- **Aim of the exercise**
Locate the word "Bars" in the entries below, then gather every line that holds it.
:::
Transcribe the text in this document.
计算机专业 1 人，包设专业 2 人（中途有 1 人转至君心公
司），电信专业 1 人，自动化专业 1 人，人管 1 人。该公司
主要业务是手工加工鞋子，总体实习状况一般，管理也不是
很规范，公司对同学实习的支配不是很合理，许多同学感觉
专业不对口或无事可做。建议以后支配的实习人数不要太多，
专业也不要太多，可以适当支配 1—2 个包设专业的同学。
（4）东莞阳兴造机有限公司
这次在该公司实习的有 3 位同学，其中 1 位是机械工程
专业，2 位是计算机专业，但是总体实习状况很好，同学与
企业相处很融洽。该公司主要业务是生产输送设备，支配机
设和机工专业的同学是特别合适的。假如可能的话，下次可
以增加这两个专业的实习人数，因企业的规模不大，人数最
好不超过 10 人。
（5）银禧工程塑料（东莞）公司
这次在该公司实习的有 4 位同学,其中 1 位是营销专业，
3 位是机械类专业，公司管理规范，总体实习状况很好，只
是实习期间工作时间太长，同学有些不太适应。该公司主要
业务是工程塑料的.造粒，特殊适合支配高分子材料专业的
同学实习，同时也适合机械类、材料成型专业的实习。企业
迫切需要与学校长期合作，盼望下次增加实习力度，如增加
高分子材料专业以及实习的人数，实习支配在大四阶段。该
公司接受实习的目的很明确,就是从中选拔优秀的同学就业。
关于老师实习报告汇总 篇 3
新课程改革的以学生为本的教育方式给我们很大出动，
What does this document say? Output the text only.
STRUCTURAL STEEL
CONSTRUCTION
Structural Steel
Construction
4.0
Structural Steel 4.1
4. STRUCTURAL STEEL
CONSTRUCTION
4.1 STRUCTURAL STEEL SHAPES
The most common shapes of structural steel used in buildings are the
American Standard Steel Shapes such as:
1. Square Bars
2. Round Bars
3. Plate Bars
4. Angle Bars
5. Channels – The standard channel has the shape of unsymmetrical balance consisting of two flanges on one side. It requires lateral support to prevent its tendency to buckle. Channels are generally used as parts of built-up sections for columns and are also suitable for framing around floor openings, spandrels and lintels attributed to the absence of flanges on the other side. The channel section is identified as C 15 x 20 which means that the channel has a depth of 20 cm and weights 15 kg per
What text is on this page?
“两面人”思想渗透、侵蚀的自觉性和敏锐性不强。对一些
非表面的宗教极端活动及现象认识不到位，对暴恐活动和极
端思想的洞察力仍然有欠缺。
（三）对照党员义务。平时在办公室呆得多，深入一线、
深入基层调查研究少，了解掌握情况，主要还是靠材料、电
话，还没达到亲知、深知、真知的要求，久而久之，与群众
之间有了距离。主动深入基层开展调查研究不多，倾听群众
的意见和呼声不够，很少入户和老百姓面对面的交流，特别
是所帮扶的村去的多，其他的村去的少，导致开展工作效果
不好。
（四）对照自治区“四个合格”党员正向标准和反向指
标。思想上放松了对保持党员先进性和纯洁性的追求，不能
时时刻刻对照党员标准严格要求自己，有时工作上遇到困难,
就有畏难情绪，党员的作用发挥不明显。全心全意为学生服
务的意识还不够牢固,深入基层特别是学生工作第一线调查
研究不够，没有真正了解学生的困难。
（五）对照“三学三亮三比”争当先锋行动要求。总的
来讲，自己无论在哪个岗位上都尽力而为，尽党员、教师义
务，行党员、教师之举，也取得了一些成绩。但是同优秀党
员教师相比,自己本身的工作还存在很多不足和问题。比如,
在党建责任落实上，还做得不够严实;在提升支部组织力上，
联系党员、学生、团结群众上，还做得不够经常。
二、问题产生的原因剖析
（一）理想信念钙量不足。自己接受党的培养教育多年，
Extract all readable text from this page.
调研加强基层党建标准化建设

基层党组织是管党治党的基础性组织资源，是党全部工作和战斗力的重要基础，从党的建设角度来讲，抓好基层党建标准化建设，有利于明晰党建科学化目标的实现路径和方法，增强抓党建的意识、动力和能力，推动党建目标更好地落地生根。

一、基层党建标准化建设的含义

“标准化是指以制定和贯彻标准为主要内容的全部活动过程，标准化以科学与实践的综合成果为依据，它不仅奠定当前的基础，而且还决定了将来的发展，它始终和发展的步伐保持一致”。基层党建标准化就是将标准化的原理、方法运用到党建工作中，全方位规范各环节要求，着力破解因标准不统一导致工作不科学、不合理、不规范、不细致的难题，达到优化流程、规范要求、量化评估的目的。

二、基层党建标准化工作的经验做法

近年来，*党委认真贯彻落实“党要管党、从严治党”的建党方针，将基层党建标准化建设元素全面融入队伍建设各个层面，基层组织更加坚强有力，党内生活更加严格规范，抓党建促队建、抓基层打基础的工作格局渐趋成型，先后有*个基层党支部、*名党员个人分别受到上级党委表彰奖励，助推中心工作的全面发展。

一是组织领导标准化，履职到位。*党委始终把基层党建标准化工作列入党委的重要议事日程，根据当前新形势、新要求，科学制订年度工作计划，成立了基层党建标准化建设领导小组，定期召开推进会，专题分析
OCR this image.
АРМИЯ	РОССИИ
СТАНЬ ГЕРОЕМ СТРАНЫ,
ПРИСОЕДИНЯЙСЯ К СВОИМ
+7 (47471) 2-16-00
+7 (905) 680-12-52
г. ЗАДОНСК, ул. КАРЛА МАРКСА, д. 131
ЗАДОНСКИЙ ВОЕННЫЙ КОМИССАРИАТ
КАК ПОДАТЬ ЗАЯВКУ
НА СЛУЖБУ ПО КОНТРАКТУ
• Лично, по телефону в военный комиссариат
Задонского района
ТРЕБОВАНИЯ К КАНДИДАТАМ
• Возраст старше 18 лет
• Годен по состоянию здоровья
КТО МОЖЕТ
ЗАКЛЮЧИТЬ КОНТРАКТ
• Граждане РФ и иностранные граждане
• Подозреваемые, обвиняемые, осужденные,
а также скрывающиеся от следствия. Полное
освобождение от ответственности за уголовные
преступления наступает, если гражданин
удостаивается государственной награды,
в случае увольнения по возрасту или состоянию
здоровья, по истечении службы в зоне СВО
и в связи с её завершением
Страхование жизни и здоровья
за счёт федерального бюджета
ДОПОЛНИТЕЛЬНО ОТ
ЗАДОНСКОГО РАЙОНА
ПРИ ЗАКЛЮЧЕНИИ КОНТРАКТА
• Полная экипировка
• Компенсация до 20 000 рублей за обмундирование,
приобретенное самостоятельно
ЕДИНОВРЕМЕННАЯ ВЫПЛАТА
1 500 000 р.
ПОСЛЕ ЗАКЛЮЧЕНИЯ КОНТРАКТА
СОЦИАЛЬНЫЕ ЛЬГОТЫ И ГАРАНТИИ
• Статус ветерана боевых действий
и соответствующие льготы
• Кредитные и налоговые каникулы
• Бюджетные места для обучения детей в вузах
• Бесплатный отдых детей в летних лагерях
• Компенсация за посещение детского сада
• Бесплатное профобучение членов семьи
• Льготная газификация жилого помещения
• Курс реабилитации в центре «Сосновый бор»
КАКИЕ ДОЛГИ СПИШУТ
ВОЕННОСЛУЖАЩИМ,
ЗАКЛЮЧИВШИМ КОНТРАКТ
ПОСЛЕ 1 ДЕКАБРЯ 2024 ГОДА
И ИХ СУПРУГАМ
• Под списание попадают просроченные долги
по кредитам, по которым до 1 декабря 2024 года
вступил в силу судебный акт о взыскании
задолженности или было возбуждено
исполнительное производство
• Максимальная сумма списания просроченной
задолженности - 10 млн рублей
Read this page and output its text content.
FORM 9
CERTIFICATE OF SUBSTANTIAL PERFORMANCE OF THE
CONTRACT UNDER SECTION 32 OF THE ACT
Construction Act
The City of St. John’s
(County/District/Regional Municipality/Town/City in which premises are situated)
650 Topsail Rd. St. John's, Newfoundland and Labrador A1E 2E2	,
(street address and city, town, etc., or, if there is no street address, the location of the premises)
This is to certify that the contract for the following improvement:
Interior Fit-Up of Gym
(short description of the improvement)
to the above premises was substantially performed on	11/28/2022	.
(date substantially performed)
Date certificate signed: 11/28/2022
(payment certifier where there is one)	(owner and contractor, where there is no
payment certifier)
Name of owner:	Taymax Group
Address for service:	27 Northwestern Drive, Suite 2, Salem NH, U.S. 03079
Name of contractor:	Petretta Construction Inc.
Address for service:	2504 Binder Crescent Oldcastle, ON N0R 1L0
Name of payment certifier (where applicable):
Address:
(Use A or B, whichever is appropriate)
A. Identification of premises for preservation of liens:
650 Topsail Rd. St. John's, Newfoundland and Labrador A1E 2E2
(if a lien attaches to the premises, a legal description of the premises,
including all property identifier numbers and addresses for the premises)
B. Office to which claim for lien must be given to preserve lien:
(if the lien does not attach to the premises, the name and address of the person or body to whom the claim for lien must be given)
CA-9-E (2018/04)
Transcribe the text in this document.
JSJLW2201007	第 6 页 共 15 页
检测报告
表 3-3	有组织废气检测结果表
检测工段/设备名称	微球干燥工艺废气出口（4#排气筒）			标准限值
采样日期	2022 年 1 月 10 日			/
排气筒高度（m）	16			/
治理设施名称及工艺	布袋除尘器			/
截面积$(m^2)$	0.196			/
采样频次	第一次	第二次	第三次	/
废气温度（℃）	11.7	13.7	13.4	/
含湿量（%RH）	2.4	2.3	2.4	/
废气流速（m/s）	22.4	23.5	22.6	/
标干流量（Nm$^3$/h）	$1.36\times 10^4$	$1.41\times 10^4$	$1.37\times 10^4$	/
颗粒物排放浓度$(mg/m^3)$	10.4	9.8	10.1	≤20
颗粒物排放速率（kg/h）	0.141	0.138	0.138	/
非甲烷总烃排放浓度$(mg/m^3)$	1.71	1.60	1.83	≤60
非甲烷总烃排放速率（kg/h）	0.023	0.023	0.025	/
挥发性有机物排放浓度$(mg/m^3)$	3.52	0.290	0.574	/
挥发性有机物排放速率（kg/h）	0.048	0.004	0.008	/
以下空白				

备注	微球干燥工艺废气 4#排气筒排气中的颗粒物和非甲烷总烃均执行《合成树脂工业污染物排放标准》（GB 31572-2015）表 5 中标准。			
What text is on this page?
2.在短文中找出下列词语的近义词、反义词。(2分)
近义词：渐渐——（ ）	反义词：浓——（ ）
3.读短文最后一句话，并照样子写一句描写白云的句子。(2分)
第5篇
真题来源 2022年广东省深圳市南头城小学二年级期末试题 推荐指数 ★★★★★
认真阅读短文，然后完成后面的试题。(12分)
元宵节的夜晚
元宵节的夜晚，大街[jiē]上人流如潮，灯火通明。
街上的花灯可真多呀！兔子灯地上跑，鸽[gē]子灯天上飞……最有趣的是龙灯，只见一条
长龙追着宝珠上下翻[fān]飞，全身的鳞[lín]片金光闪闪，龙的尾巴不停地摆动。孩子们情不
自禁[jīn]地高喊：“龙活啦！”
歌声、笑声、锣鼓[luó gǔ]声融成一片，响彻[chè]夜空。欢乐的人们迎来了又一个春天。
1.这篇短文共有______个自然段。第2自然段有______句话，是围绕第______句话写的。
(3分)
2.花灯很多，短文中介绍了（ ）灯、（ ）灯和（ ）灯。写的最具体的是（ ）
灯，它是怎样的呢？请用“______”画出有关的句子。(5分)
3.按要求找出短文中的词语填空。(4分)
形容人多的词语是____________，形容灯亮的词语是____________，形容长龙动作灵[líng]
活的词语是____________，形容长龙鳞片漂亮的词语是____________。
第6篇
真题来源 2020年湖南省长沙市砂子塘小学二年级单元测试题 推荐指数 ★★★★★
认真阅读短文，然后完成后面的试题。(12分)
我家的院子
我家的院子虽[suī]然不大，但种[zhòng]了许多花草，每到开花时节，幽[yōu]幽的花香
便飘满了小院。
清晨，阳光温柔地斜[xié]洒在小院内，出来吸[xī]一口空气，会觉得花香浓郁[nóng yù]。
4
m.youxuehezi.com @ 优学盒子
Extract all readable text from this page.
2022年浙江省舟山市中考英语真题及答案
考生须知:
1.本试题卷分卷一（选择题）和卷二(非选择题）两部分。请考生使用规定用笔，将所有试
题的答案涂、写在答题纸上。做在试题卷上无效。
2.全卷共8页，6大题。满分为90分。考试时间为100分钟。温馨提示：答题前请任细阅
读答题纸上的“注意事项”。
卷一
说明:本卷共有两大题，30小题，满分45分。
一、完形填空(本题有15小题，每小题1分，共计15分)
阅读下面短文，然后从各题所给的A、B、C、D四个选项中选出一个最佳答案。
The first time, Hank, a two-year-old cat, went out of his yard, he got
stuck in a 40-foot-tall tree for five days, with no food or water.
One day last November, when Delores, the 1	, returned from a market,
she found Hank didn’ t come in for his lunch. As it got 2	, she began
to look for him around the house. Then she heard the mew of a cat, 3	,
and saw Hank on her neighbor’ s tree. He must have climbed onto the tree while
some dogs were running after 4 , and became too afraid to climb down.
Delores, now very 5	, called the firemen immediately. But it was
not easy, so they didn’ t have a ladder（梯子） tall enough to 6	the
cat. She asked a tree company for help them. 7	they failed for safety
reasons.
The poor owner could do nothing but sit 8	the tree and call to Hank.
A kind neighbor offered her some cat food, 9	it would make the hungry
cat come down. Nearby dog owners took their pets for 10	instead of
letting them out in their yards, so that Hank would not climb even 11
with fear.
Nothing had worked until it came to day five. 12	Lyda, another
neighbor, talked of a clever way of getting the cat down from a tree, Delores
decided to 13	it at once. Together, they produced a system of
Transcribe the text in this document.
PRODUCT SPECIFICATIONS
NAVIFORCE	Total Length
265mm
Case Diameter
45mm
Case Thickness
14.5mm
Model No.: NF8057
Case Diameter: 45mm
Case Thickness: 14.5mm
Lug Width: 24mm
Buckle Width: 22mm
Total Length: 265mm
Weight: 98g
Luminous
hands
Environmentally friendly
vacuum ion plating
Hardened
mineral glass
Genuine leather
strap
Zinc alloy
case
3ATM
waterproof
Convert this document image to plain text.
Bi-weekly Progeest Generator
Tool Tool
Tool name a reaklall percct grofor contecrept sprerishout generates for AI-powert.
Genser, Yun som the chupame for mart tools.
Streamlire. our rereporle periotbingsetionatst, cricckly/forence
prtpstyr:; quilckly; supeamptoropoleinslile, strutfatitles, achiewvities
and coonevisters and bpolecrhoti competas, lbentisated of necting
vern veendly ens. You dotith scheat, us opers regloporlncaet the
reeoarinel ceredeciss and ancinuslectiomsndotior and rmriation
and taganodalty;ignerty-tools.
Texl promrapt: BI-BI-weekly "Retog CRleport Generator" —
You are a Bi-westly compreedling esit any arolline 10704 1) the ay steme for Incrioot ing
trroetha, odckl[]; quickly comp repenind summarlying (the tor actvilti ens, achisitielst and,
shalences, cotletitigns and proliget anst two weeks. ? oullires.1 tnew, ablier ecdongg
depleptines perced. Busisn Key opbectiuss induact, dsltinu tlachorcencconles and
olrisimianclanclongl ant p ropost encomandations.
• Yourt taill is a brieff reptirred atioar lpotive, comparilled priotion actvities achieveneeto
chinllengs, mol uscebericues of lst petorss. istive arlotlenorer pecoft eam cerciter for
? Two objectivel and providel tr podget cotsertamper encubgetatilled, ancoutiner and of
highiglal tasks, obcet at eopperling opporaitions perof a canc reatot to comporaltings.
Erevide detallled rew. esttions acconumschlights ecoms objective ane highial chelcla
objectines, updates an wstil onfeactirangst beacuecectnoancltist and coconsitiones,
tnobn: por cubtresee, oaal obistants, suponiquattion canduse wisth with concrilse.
:::
- **Response below**
1. Square Bars
2. Round Bars
3. Plate Bars
4. Angle Bars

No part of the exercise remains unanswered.